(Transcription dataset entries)
------------------------------------------------
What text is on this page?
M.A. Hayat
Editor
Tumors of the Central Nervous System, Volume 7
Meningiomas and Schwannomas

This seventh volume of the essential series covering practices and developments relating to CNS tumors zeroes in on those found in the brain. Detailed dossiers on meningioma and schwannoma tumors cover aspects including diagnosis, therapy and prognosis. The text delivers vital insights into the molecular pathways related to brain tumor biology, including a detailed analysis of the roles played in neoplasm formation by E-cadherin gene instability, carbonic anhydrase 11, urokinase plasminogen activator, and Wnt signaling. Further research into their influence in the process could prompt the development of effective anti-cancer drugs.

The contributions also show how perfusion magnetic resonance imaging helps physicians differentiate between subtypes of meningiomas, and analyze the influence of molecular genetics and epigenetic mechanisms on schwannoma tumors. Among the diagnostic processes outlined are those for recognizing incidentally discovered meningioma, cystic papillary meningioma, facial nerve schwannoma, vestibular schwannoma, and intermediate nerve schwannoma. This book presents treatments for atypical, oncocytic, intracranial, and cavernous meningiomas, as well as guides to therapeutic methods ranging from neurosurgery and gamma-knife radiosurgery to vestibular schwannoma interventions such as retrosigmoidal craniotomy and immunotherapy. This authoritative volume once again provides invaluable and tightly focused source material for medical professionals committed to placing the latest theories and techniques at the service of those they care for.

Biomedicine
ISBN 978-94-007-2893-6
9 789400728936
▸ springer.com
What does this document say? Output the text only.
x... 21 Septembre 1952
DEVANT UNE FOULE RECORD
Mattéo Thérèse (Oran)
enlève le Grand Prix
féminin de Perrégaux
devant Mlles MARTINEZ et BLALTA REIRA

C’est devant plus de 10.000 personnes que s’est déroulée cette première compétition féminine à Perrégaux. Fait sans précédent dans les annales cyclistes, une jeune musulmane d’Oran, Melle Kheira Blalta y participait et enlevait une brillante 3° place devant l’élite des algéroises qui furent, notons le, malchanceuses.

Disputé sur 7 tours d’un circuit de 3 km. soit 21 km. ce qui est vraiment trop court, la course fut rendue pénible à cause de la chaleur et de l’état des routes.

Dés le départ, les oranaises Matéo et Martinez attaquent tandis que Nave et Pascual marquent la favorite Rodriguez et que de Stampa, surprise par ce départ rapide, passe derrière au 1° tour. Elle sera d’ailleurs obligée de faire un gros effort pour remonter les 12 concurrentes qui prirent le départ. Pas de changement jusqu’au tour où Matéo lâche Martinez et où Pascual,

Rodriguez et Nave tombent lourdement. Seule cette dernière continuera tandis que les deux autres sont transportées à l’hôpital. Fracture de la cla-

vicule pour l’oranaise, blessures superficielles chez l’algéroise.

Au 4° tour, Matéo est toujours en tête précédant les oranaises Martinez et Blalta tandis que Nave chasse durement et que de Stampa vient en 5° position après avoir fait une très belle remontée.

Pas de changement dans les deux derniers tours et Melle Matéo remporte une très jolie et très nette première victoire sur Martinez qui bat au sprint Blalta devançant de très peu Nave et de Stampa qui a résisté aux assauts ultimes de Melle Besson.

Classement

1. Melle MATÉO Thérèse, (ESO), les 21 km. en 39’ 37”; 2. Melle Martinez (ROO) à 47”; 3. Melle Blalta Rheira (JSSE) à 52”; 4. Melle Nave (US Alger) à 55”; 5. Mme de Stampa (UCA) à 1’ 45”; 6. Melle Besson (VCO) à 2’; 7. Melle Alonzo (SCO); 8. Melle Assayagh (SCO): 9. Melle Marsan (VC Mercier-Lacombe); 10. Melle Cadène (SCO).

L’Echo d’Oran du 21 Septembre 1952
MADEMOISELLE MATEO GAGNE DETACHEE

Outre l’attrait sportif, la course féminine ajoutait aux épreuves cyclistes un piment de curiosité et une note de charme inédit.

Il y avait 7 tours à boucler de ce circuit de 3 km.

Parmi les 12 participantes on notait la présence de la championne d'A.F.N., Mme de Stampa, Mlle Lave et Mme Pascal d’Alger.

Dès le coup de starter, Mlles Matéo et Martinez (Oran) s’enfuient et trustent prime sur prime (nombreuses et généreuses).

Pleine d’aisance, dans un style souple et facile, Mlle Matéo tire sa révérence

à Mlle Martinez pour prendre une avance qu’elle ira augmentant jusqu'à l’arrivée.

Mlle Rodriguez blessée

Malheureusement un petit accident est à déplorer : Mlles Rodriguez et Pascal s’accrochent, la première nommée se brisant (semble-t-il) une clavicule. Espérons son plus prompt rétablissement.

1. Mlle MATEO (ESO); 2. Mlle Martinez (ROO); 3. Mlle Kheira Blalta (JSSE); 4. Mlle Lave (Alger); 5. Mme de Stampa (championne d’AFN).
------------------------------------------------
> [What you are asked to do] All lines with the word "Thérèse" must be located in the data and copied.

> [Completed exercise]
Mattéo Thérèse (Oran)
1. Melle MATÉO Thérèse, (ESO), les 21 km. en 39’ 37”; 2. Melle Martinez (ROO) à 47”; 3. Melle Blalta Rheira (JSSE) à 52”; 4. Melle Nave (US Alger) à 55”; 5. Mme de Stampa (UCA) à 1’ 45”; 6. Melle Besson (VCO) à 2’; 7. Melle Alonzo (SCO); 8. Melle Assayagh (SCO): 9. Melle Marsan (VC Mercier-Lacombe); 10. Melle Cadène (SCO).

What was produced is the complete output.